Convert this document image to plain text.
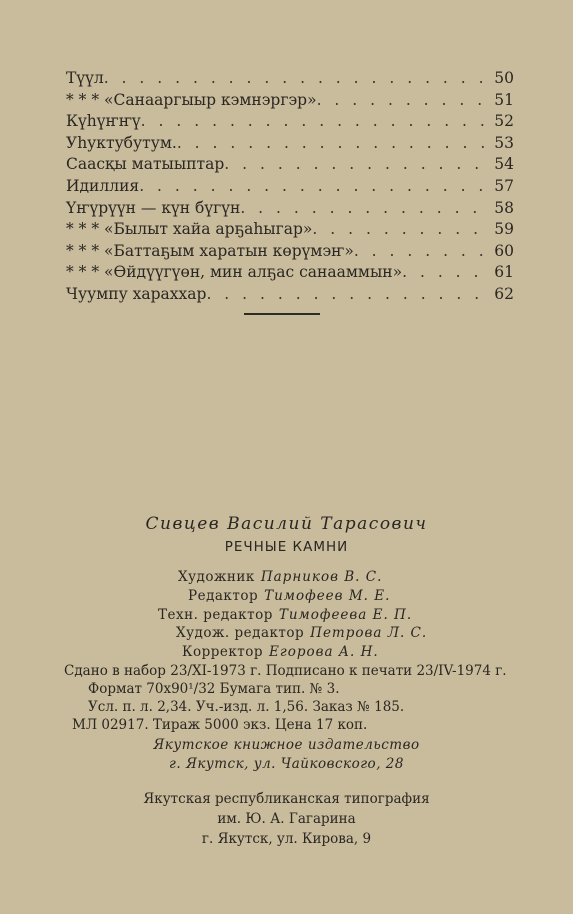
Түүл . . .	50
* * * «Санааргыыр кэмнэргэр» . . .	51
Күһүҥҥү . . .	52
Уһуктубутум. . . .	53
Саасқы матыыптар . . .	54
Идиллия . . .	57
Үҥүрүүн — күн бүгүн . . .	58
* * * «Былыт хайа арҕаһыгар» . . .	59
* * * «Баттаҕым харатын көрүмэҥ» . . .	60
* * * «Өйдүүгүөн, мин алҕас санааммын» . . .	61
Чуумпу хараххар . . .	62
Сивцев Василий Тарасович
РЕЧНЫЕ КАМНИ
Художник Парников В. С.
Редактор Тимофеев М. Е.
Техн. редактор Тимофеева Е. П.
Худож. редактор Петрова Л. С.
Корректор Егорова А. Н.
Сдано в набор 23/XI-1973 г. Подписано к печати 23/IV-1974 г.
Формат 70х90¹/32 Бумага тип. № 3.
Усл. п. л. 2,34. Уч.-изд. л. 1,56. Заказ № 185.
МЛ 02917. Тираж 5000 экз. Цена 17 коп.
Якутское книжное издательство
г. Якутск, ул. Чайковского, 28
Якутская республиканская типография
им. Ю. А. Гагарина
г. Якутск, ул. Кирова, 9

EXERCISE DESCRIPTION ▸ Leave out the pictures and copy the rest of the material above exactly.

TASK ANSWER ▸
Convert this document image to plain text.
Түүл . . .	50
* * * «Санааргыыр кэмнэргэр» . . .	51
Күһүҥҥү . . .	52
Уһуктубутум. . . .	53
Саасқы матыыптар . . .	54
Идиллия . . .	57
Үҥүрүүн — күн бүгүн . . .	58
* * * «Былыт хайа арҕаһыгар» . . .	59
* * * «Баттаҕым харатын көрүмэҥ» . . .	60
* * * «Өйдүүгүөн, мин алҕас санааммын» . . .	61
Чуумпу хараххар . . .	62
Сивцев Василий Тарасович
РЕЧНЫЕ КАМНИ
Художник Парников В. С.
Редактор Тимофеев М. Е.
Техн. редактор Тимофеева Е. П.
Худож. редактор Петрова Л. С.
Корректор Егорова А. Н.
Сдано в набор 23/XI-1973 г. Подписано к печати 23/IV-1974 г.
Формат 70х90¹/32 Бумага тип. № 3.
Усл. п. л. 2,34. Уч.-изд. л. 1,56. Заказ № 185.
МЛ 02917. Тираж 5000 экз. Цена 17 коп.
Якутское книжное издательство
г. Якутск, ул. Чайковского, 28
Якутская республиканская типография
им. Ю. А. Гагарина
г. Якутск, ул. Кирова, 9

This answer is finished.